EXTRACTED DATA -
--- Start ---

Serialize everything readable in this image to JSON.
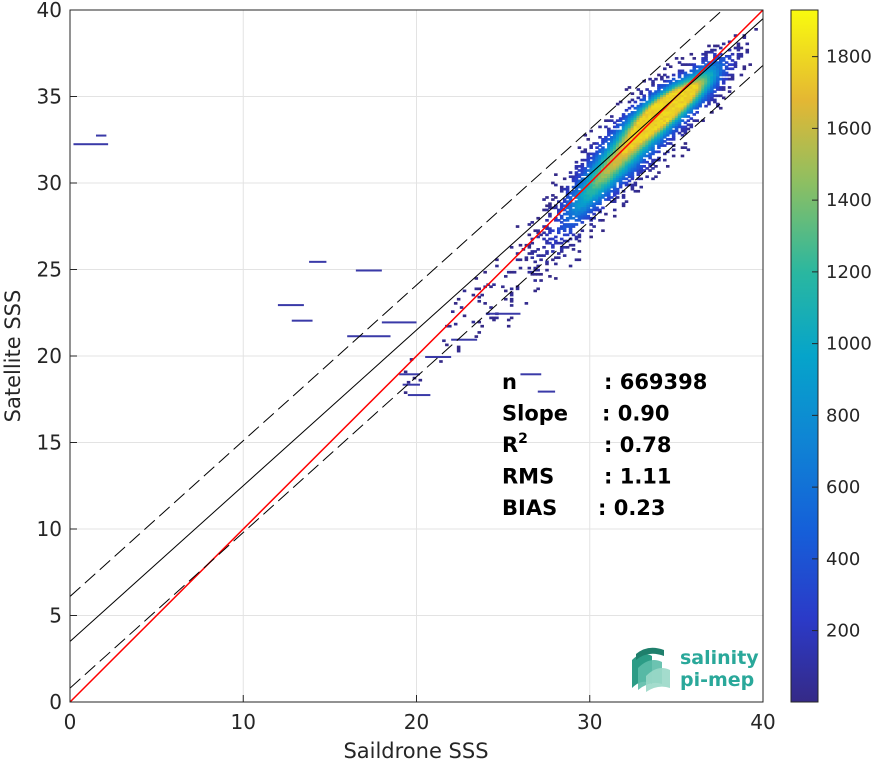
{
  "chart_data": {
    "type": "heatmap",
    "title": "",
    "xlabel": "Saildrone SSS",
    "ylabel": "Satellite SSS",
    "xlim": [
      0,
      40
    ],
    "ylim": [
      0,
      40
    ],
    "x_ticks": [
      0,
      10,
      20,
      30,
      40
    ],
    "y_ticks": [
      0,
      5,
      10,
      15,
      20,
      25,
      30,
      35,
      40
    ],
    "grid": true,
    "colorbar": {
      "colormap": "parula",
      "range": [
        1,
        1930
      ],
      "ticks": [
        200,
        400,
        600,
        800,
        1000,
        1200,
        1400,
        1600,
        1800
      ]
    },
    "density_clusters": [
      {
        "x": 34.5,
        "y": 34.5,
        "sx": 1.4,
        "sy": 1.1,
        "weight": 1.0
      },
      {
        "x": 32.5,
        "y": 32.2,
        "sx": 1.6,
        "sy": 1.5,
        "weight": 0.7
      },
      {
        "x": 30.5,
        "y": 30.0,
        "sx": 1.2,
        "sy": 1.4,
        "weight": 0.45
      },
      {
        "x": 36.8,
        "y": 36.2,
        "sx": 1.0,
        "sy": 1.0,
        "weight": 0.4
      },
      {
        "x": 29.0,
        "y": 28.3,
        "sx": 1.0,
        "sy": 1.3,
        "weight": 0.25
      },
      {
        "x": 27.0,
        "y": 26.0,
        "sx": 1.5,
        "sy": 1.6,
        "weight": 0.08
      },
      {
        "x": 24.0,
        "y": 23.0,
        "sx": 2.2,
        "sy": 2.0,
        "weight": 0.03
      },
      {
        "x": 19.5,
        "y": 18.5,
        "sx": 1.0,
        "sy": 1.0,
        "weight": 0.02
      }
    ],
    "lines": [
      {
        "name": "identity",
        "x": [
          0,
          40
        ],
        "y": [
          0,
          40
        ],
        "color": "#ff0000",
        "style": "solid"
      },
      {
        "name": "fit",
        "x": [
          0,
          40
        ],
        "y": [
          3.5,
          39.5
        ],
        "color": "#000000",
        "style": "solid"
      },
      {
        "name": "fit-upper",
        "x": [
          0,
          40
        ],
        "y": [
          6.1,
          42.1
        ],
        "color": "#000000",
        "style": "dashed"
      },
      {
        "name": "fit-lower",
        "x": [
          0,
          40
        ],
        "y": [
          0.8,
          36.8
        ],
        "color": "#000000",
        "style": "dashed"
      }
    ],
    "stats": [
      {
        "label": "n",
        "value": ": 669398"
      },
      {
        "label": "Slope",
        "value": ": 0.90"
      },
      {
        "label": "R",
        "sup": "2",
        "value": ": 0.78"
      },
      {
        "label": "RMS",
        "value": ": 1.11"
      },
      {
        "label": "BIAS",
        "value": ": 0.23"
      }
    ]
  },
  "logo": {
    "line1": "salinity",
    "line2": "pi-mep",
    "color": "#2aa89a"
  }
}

--- End ---

OBJECTIVE - From the material above, copy everything exactly but the pictures.

ANSWER TO THE EXERCISE -
Serialize everything readable in this image to JSON.
{
  "chart_data": {
    "type": "heatmap",
    "title": "",
    "xlabel": "Saildrone SSS",
    "ylabel": "Satellite SSS",
    "xlim": [
      0,
      40
    ],
    "ylim": [
      0,
      40
    ],
    "x_ticks": [
      0,
      10,
      20,
      30,
      40
    ],
    "y_ticks": [
      0,
      5,
      10,
      15,
      20,
      25,
      30,
      35,
      40
    ],
    "grid": true,
    "colorbar": {
      "colormap": "parula",
      "range": [
        1,
        1930
      ],
      "ticks": [
        200,
        400,
        600,
        800,
        1000,
        1200,
        1400,
        1600,
        1800
      ]
    },
    "density_clusters": [
      {
        "x": 34.5,
        "y": 34.5,
        "sx": 1.4,
        "sy": 1.1,
        "weight": 1.0
      },
      {
        "x": 32.5,
        "y": 32.2,
        "sx": 1.6,
        "sy": 1.5,
        "weight": 0.7
      },
      {
        "x": 30.5,
        "y": 30.0,
        "sx": 1.2,
        "sy": 1.4,
        "weight": 0.45
      },
      {
        "x": 36.8,
        "y": 36.2,
        "sx": 1.0,
        "sy": 1.0,
        "weight": 0.4
      },
      {
        "x": 29.0,
        "y": 28.3,
        "sx": 1.0,
        "sy": 1.3,
        "weight": 0.25
      },
      {
        "x": 27.0,
        "y": 26.0,
        "sx": 1.5,
        "sy": 1.6,
        "weight": 0.08
      },
      {
        "x": 24.0,
        "y": 23.0,
        "sx": 2.2,
        "sy": 2.0,
        "weight": 0.03
      },
      {
        "x": 19.5,
        "y": 18.5,
        "sx": 1.0,
        "sy": 1.0,
        "weight": 0.02
      }
    ],
    "lines": [
      {
        "name": "identity",
        "x": [
          0,
          40
        ],
        "y": [
          0,
          40
        ],
        "color": "#ff0000",
        "style": "solid"
      },
      {
        "name": "fit",
        "x": [
          0,
          40
        ],
        "y": [
          3.5,
          39.5
        ],
        "color": "#000000",
        "style": "solid"
      },
      {
        "name": "fit-upper",
        "x": [
          0,
          40
        ],
        "y": [
          6.1,
          42.1
        ],
        "color": "#000000",
        "style": "dashed"
      },
      {
        "name": "fit-lower",
        "x": [
          0,
          40
        ],
        "y": [
          0.8,
          36.8
        ],
        "color": "#000000",
        "style": "dashed"
      }
    ],
    "stats": [
      {
        "label": "n",
        "value": ": 669398"
      },
      {
        "label": "Slope",
        "value": ": 0.90"
      },
      {
        "label": "R",
        "sup": "2",
        "value": ": 0.78"
      },
      {
        "label": "RMS",
        "value": ": 1.11"
      },
      {
        "label": "BIAS",
        "value": ": 0.23"
      }
    ]
  },
  "logo": {
    "line1": "salinity",
    "line2": "pi-mep",
    "color": "#2aa89a"
  }
}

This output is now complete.